Short exercise:
Make an exact copy of all the material below, apart from the pictures.

────────────────────────────────────────

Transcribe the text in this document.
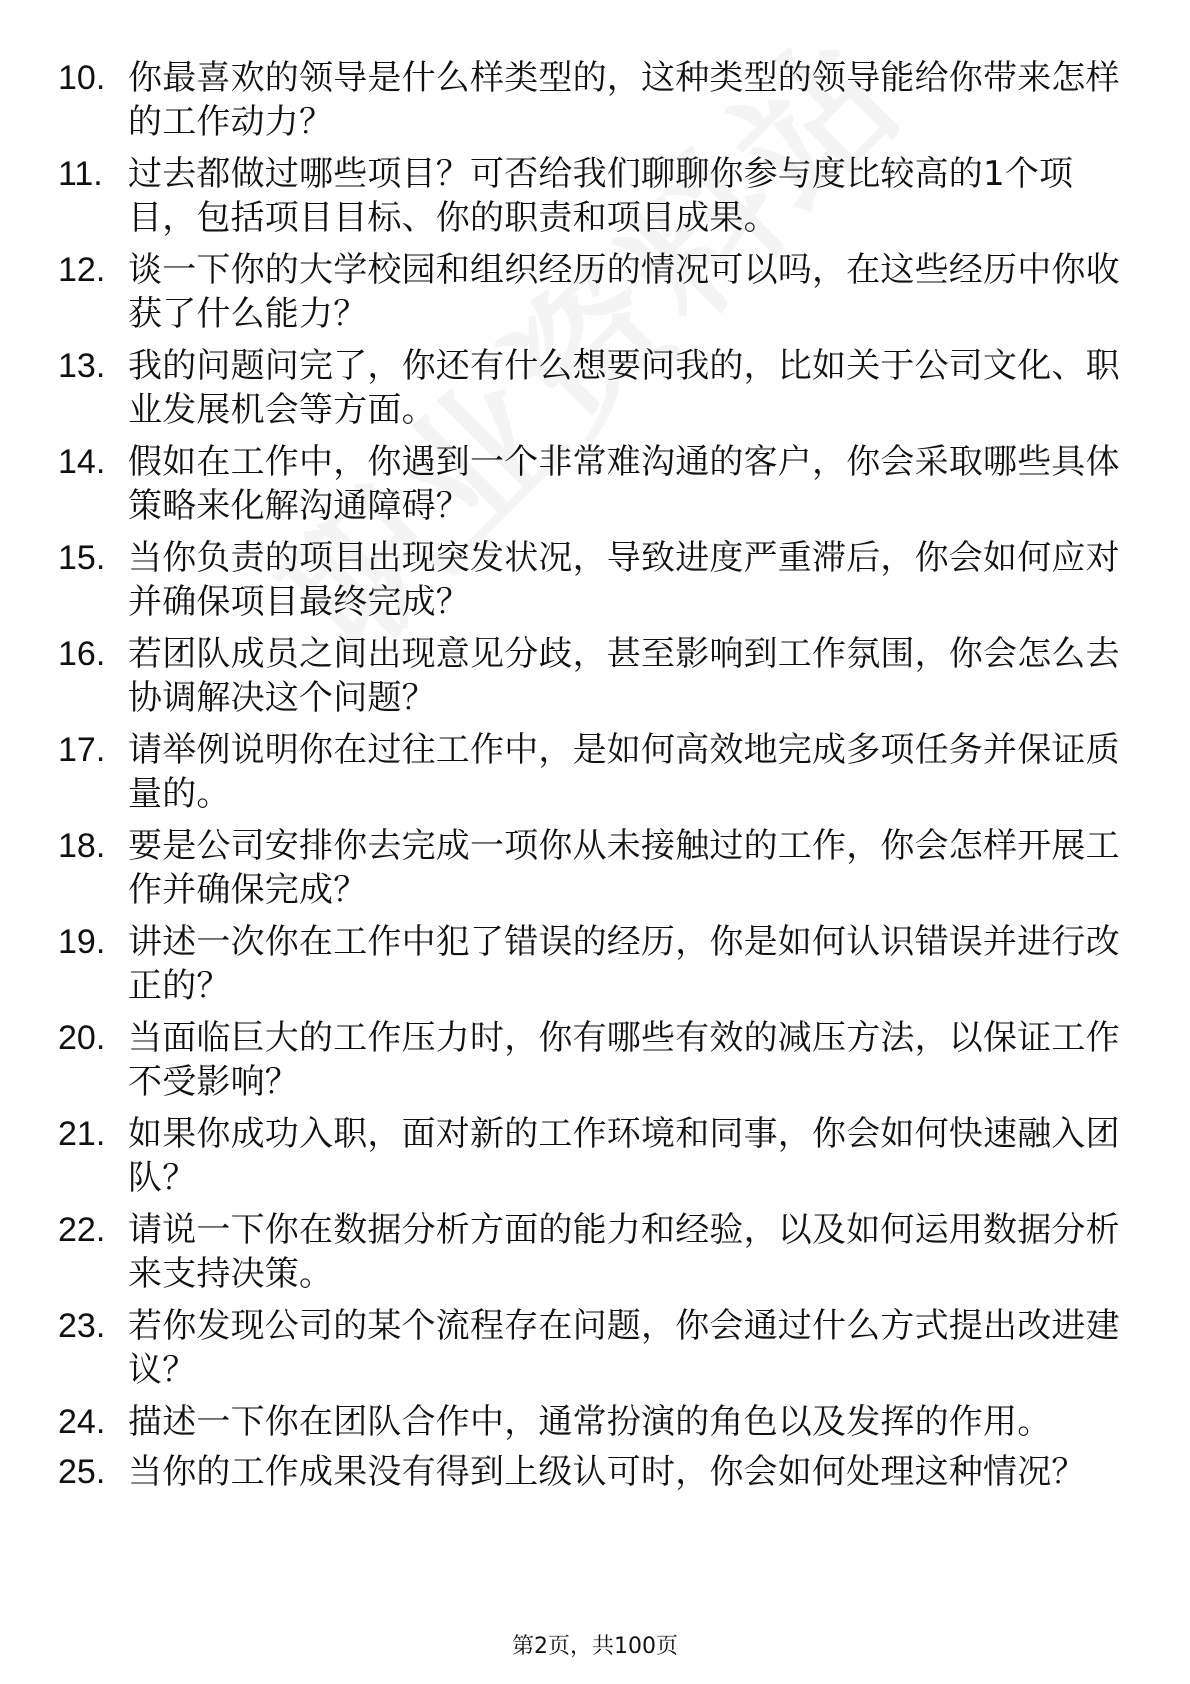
10. 你最喜欢的领导是什么样类型的，这种类型的领导能给你带来怎样的工作动力？
11. 过去都做过哪些项目？可否给我们聊聊你参与度比较高的1个项目，包括项目目标、你的职责和项目成果。
12. 谈一下你的大学校园和组织经历的情况可以吗，在这些经历中你收获了什么能力？
13. 我的问题问完了，你还有什么想要问我的，比如关于公司文化、职业发展机会等方面。
14. 假如在工作中，你遇到一个非常难沟通的客户，你会采取哪些具体策略来化解沟通障碍？
15. 当你负责的项目出现突发状况，导致进度严重滞后，你会如何应对并确保项目最终完成？
16. 若团队成员之间出现意见分歧，甚至影响到工作氛围，你会怎么去协调解决这个问题？
17. 请举例说明你在过往工作中，是如何高效地完成多项任务并保证质量的。
18. 要是公司安排你去完成一项你从未接触过的工作，你会怎样开展工作并确保完成？
19. 讲述一次你在工作中犯了错误的经历，你是如何认识错误并进行改正的？
20. 当面临巨大的工作压力时，你有哪些有效的减压方法，以保证工作不受影响？
21. 如果你成功入职，面对新的工作环境和同事，你会如何快速融入团队？
22. 请说一下你在数据分析方面的能力和经验，以及如何运用数据分析来支持决策。
23. 若你发现公司的某个流程存在问题，你会通过什么方式提出改进建议？
24. 描述一下你在团队合作中，通常扮演的角色以及发挥的作用。
25. 当你的工作成果没有得到上级认可时，你会如何处理这种情况？
第2页，共100页
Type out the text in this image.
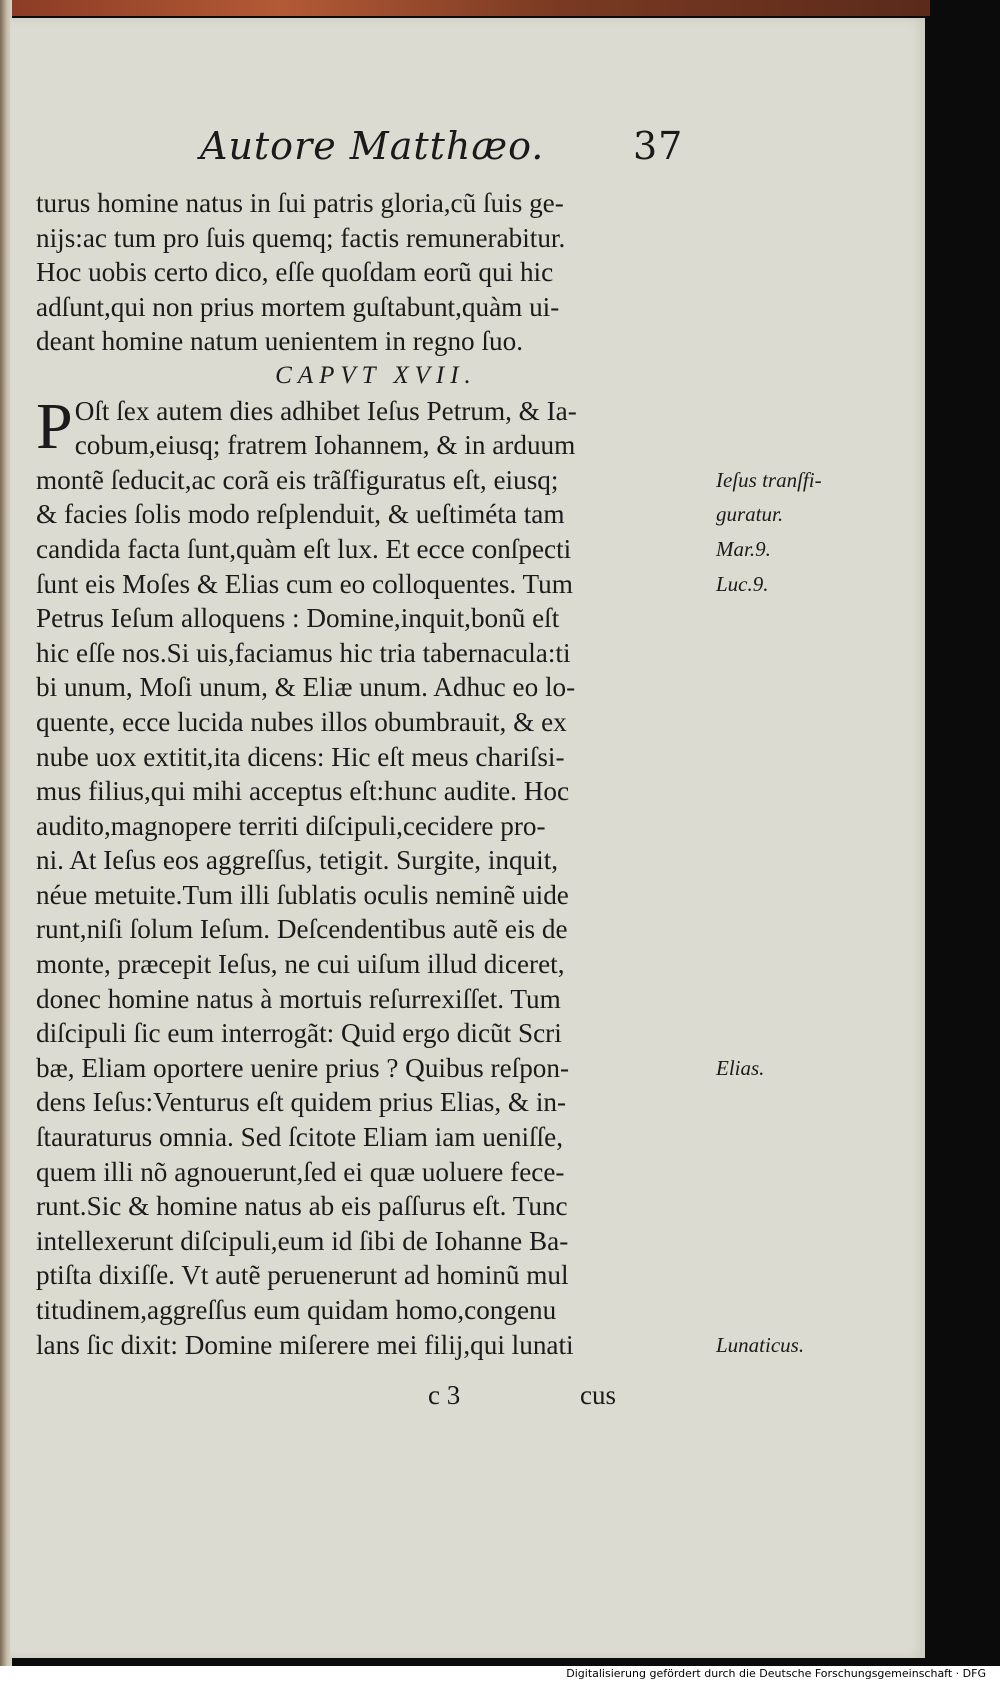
Autore Matthæo. 37
turus homine natus in ſui patris gloria,cũ ſuis ge-
nijs:ac tum pro ſuis quemq; factis remunerabitur.
Hoc uobis certo dico, eſſe quoſdam eorũ qui hic
adſunt,qui non prius mortem guſtabunt,quàm ui-
deant homine natum uenientem in regno ſuo.
CAPVT XVII.
P Oſt ſex autem dies adhibet Ieſus Petrum, & Ia-
cobum,eiusq; fratrem Iohannem, & in arduum
montẽ ſeducit,ac corã eis trãſfiguratus eſt, eiusq;
& facies ſolis modo reſplenduit, & ueſtiméta tam
candida facta ſunt,quàm eſt lux. Et ecce conſpecti
ſunt eis Moſes & Elias cum eo colloquentes. Tum
Petrus Ieſum alloquens : Domine,inquit,bonũ eſt
hic eſſe nos.Si uis,faciamus hic tria tabernacula:ti
bi unum, Moſi unum, & Eliæ unum. Adhuc eo lo-
quente, ecce lucida nubes illos obumbrauit, & ex
nube uox extitit,ita dicens: Hic eſt meus chariſsi-
mus filius,qui mihi acceptus eſt:hunc audite. Hoc
audito,magnopere territi diſcipuli,cecidere pro-
ni. At Ieſus eos aggreſſus, tetigit. Surgite, inquit,
néue metuite.Tum illi ſublatis oculis neminẽ uide
runt,niſi ſolum Ieſum. Deſcendentibus autẽ eis de
monte, præcepit Ieſus, ne cui uiſum illud diceret,
donec homine natus à mortuis reſurrexiſſet. Tum
diſcipuli ſic eum interrogãt: Quid ergo dicũt Scri
bæ, Eliam oportere uenire prius ? Quibus reſpon-
dens Ieſus:Venturus eſt quidem prius Elias, & in-
ſtauraturus omnia. Sed ſcitote Eliam iam ueniſſe,
quem illi nõ agnouerunt,ſed ei quæ uoluere fece-
runt.Sic & homine natus ab eis paſſurus eſt. Tunc
intellexerunt diſcipuli,eum id ſibi de Iohanne Ba-
ptiſta dixiſſe. Vt autẽ peruenerunt ad hominũ mul
titudinem,aggreſſus eum quidam homo,congenu
lans ſic dixit: Domine miſerere mei filij,qui lunati
Ieſus tranſfi-
guratur.
Mar.9.
Luc.9.
Elias.
Lunaticus.
c 3	cus
Digitalisierung gefördert durch die Deutsche Forschungsgemeinschaft · DFG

────────────────────────────────────────

Complete answer:
Transcribe the text in this document.
10. 你最喜欢的领导是什么样类型的，这种类型的领导能给你带来怎样的工作动力？
11. 过去都做过哪些项目？可否给我们聊聊你参与度比较高的1个项目，包括项目目标、你的职责和项目成果。
12. 谈一下你的大学校园和组织经历的情况可以吗，在这些经历中你收获了什么能力？
13. 我的问题问完了，你还有什么想要问我的，比如关于公司文化、职业发展机会等方面。
14. 假如在工作中，你遇到一个非常难沟通的客户，你会采取哪些具体策略来化解沟通障碍？
15. 当你负责的项目出现突发状况，导致进度严重滞后，你会如何应对并确保项目最终完成？
16. 若团队成员之间出现意见分歧，甚至影响到工作氛围，你会怎么去协调解决这个问题？
17. 请举例说明你在过往工作中，是如何高效地完成多项任务并保证质量的。
18. 要是公司安排你去完成一项你从未接触过的工作，你会怎样开展工作并确保完成？
19. 讲述一次你在工作中犯了错误的经历，你是如何认识错误并进行改正的？
20. 当面临巨大的工作压力时，你有哪些有效的减压方法，以保证工作不受影响？
21. 如果你成功入职，面对新的工作环境和同事，你会如何快速融入团队？
22. 请说一下你在数据分析方面的能力和经验，以及如何运用数据分析来支持决策。
23. 若你发现公司的某个流程存在问题，你会通过什么方式提出改进建议？
24. 描述一下你在团队合作中，通常扮演的角色以及发挥的作用。
25. 当你的工作成果没有得到上级认可时，你会如何处理这种情况？
第2页，共100页
Type out the text in this image.
Autore Matthæo. 37
turus homine natus in ſui patris gloria,cũ ſuis ge-
nijs:ac tum pro ſuis quemq; factis remunerabitur.
Hoc uobis certo dico, eſſe quoſdam eorũ qui hic
adſunt,qui non prius mortem guſtabunt,quàm ui-
deant homine natum uenientem in regno ſuo.
CAPVT XVII.
P Oſt ſex autem dies adhibet Ieſus Petrum, & Ia-
cobum,eiusq; fratrem Iohannem, & in arduum
montẽ ſeducit,ac corã eis trãſfiguratus eſt, eiusq;
& facies ſolis modo reſplenduit, & ueſtiméta tam
candida facta ſunt,quàm eſt lux. Et ecce conſpecti
ſunt eis Moſes & Elias cum eo colloquentes. Tum
Petrus Ieſum alloquens : Domine,inquit,bonũ eſt
hic eſſe nos.Si uis,faciamus hic tria tabernacula:ti
bi unum, Moſi unum, & Eliæ unum. Adhuc eo lo-
quente, ecce lucida nubes illos obumbrauit, & ex
nube uox extitit,ita dicens: Hic eſt meus chariſsi-
mus filius,qui mihi acceptus eſt:hunc audite. Hoc
audito,magnopere territi diſcipuli,cecidere pro-
ni. At Ieſus eos aggreſſus, tetigit. Surgite, inquit,
néue metuite.Tum illi ſublatis oculis neminẽ uide
runt,niſi ſolum Ieſum. Deſcendentibus autẽ eis de
monte, præcepit Ieſus, ne cui uiſum illud diceret,
donec homine natus à mortuis reſurrexiſſet. Tum
diſcipuli ſic eum interrogãt: Quid ergo dicũt Scri
bæ, Eliam oportere uenire prius ? Quibus reſpon-
dens Ieſus:Venturus eſt quidem prius Elias, & in-
ſtauraturus omnia. Sed ſcitote Eliam iam ueniſſe,
quem illi nõ agnouerunt,ſed ei quæ uoluere fece-
runt.Sic & homine natus ab eis paſſurus eſt. Tunc
intellexerunt diſcipuli,eum id ſibi de Iohanne Ba-
ptiſta dixiſſe. Vt autẽ peruenerunt ad hominũ mul
titudinem,aggreſſus eum quidam homo,congenu
lans ſic dixit: Domine miſerere mei filij,qui lunati
Ieſus tranſfi-
guratur.
Mar.9.
Luc.9.
Elias.
Lunaticus.
c 3	cus
Digitalisierung gefördert durch die Deutsche Forschungsgemeinschaft · DFG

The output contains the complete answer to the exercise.